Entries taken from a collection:
— begin —
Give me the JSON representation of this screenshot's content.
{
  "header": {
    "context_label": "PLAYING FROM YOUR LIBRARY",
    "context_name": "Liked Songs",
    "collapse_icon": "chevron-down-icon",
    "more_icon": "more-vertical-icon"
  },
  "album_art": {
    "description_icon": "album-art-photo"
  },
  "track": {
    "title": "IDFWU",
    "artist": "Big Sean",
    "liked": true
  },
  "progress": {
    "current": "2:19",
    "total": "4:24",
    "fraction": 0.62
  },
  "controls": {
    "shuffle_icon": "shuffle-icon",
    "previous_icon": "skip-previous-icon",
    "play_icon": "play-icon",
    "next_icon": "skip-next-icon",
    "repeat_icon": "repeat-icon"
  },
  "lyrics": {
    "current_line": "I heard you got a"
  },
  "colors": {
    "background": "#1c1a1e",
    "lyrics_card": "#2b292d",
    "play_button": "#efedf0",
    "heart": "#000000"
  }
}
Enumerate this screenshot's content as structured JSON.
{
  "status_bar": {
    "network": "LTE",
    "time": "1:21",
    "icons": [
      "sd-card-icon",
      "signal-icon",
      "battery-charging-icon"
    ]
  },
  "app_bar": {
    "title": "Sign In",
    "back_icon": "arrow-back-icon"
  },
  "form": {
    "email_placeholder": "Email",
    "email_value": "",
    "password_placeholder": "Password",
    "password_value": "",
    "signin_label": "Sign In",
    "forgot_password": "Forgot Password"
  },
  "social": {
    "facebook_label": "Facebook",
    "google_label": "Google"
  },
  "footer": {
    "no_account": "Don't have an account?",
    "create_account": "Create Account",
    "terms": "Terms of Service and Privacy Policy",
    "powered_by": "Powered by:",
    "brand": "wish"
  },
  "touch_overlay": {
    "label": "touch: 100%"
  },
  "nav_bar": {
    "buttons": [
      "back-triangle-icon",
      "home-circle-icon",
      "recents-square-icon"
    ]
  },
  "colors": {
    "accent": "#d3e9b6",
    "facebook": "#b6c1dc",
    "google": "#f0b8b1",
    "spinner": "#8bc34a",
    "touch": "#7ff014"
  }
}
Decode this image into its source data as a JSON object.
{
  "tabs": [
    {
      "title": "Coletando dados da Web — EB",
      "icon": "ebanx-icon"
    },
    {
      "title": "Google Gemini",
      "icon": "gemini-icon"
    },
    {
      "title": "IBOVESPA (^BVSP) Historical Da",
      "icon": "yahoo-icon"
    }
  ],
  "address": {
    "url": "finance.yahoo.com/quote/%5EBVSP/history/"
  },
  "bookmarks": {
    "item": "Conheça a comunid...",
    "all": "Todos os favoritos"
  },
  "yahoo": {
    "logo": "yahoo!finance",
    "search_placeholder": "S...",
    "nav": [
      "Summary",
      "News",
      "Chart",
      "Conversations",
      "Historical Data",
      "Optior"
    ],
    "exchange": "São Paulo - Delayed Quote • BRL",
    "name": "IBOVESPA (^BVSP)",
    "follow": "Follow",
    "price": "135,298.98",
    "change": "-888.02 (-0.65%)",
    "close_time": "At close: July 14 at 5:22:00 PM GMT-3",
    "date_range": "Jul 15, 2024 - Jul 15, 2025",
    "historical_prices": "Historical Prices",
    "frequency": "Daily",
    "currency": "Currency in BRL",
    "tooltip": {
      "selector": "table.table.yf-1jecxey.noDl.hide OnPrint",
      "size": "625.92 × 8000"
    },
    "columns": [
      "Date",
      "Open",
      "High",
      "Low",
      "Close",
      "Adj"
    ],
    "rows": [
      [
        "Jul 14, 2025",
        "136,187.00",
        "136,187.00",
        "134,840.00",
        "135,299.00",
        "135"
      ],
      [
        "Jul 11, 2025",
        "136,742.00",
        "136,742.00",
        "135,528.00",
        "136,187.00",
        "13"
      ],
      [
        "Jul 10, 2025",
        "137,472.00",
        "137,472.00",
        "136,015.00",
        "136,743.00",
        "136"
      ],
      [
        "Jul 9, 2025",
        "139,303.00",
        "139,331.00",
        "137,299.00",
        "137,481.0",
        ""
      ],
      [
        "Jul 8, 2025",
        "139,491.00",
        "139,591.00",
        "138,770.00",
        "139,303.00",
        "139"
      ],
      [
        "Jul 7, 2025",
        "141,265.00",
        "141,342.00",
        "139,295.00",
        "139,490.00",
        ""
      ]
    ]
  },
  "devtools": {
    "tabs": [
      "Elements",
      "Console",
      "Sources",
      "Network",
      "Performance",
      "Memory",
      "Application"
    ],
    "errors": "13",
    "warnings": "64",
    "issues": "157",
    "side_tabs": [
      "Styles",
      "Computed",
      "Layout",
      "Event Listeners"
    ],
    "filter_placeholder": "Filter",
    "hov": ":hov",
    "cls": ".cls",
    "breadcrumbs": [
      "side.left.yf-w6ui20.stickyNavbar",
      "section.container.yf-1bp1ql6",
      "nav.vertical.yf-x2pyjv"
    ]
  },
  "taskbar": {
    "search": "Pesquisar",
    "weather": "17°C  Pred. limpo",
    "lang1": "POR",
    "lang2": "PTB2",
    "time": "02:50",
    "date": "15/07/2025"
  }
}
— end —
# Goal of the exercise:
Extract every entry in the listing word for word.

# Solution:
Give me the JSON representation of this screenshot's content.
{
  "header": {
    "context_label": "PLAYING FROM YOUR LIBRARY",
    "context_name": "Liked Songs",
    "collapse_icon": "chevron-down-icon",
    "more_icon": "more-vertical-icon"
  },
  "album_art": {
    "description_icon": "album-art-photo"
  },
  "track": {
    "title": "IDFWU",
    "artist": "Big Sean",
    "liked": true
  },
  "progress": {
    "current": "2:19",
    "total": "4:24",
    "fraction": 0.62
  },
  "controls": {
    "shuffle_icon": "shuffle-icon",
    "previous_icon": "skip-previous-icon",
    "play_icon": "play-icon",
    "next_icon": "skip-next-icon",
    "repeat_icon": "repeat-icon"
  },
  "lyrics": {
    "current_line": "I heard you got a"
  },
  "colors": {
    "background": "#1c1a1e",
    "lyrics_card": "#2b292d",
    "play_button": "#efedf0",
    "heart": "#000000"
  }
}
Enumerate this screenshot's content as structured JSON.
{
  "status_bar": {
    "network": "LTE",
    "time": "1:21",
    "icons": [
      "sd-card-icon",
      "signal-icon",
      "battery-charging-icon"
    ]
  },
  "app_bar": {
    "title": "Sign In",
    "back_icon": "arrow-back-icon"
  },
  "form": {
    "email_placeholder": "Email",
    "email_value": "",
    "password_placeholder": "Password",
    "password_value": "",
    "signin_label": "Sign In",
    "forgot_password": "Forgot Password"
  },
  "social": {
    "facebook_label": "Facebook",
    "google_label": "Google"
  },
  "footer": {
    "no_account": "Don't have an account?",
    "create_account": "Create Account",
    "terms": "Terms of Service and Privacy Policy",
    "powered_by": "Powered by:",
    "brand": "wish"
  },
  "touch_overlay": {
    "label": "touch: 100%"
  },
  "nav_bar": {
    "buttons": [
      "back-triangle-icon",
      "home-circle-icon",
      "recents-square-icon"
    ]
  },
  "colors": {
    "accent": "#d3e9b6",
    "facebook": "#b6c1dc",
    "google": "#f0b8b1",
    "spinner": "#8bc34a",
    "touch": "#7ff014"
  }
}
Decode this image into its source data as a JSON object.
{
  "tabs": [
    {
      "title": "Coletando dados da Web — EB",
      "icon": "ebanx-icon"
    },
    {
      "title": "Google Gemini",
      "icon": "gemini-icon"
    },
    {
      "title": "IBOVESPA (^BVSP) Historical Da",
      "icon": "yahoo-icon"
    }
  ],
  "address": {
    "url": "finance.yahoo.com/quote/%5EBVSP/history/"
  },
  "bookmarks": {
    "item": "Conheça a comunid...",
    "all": "Todos os favoritos"
  },
  "yahoo": {
    "logo": "yahoo!finance",
    "search_placeholder": "S...",
    "nav": [
      "Summary",
      "News",
      "Chart",
      "Conversations",
      "Historical Data",
      "Optior"
    ],
    "exchange": "São Paulo - Delayed Quote • BRL",
    "name": "IBOVESPA (^BVSP)",
    "follow": "Follow",
    "price": "135,298.98",
    "change": "-888.02 (-0.65%)",
    "close_time": "At close: July 14 at 5:22:00 PM GMT-3",
    "date_range": "Jul 15, 2024 - Jul 15, 2025",
    "historical_prices": "Historical Prices",
    "frequency": "Daily",
    "currency": "Currency in BRL",
    "tooltip": {
      "selector": "table.table.yf-1jecxey.noDl.hide OnPrint",
      "size": "625.92 × 8000"
    },
    "columns": [
      "Date",
      "Open",
      "High",
      "Low",
      "Close",
      "Adj"
    ],
    "rows": [
      [
        "Jul 14, 2025",
        "136,187.00",
        "136,187.00",
        "134,840.00",
        "135,299.00",
        "135"
      ],
      [
        "Jul 11, 2025",
        "136,742.00",
        "136,742.00",
        "135,528.00",
        "136,187.00",
        "13"
      ],
      [
        "Jul 10, 2025",
        "137,472.00",
        "137,472.00",
        "136,015.00",
        "136,743.00",
        "136"
      ],
      [
        "Jul 9, 2025",
        "139,303.00",
        "139,331.00",
        "137,299.00",
        "137,481.0",
        ""
      ],
      [
        "Jul 8, 2025",
        "139,491.00",
        "139,591.00",
        "138,770.00",
        "139,303.00",
        "139"
      ],
      [
        "Jul 7, 2025",
        "141,265.00",
        "141,342.00",
        "139,295.00",
        "139,490.00",
        ""
      ]
    ]
  },
  "devtools": {
    "tabs": [
      "Elements",
      "Console",
      "Sources",
      "Network",
      "Performance",
      "Memory",
      "Application"
    ],
    "errors": "13",
    "warnings": "64",
    "issues": "157",
    "side_tabs": [
      "Styles",
      "Computed",
      "Layout",
      "Event Listeners"
    ],
    "filter_placeholder": "Filter",
    "hov": ":hov",
    "cls": ".cls",
    "breadcrumbs": [
      "side.left.yf-w6ui20.stickyNavbar",
      "section.container.yf-1bp1ql6",
      "nav.vertical.yf-x2pyjv"
    ]
  },
  "taskbar": {
    "search": "Pesquisar",
    "weather": "17°C  Pred. limpo",
    "lang1": "POR",
    "lang2": "PTB2",
    "time": "02:50",
    "date": "15/07/2025"
  }
}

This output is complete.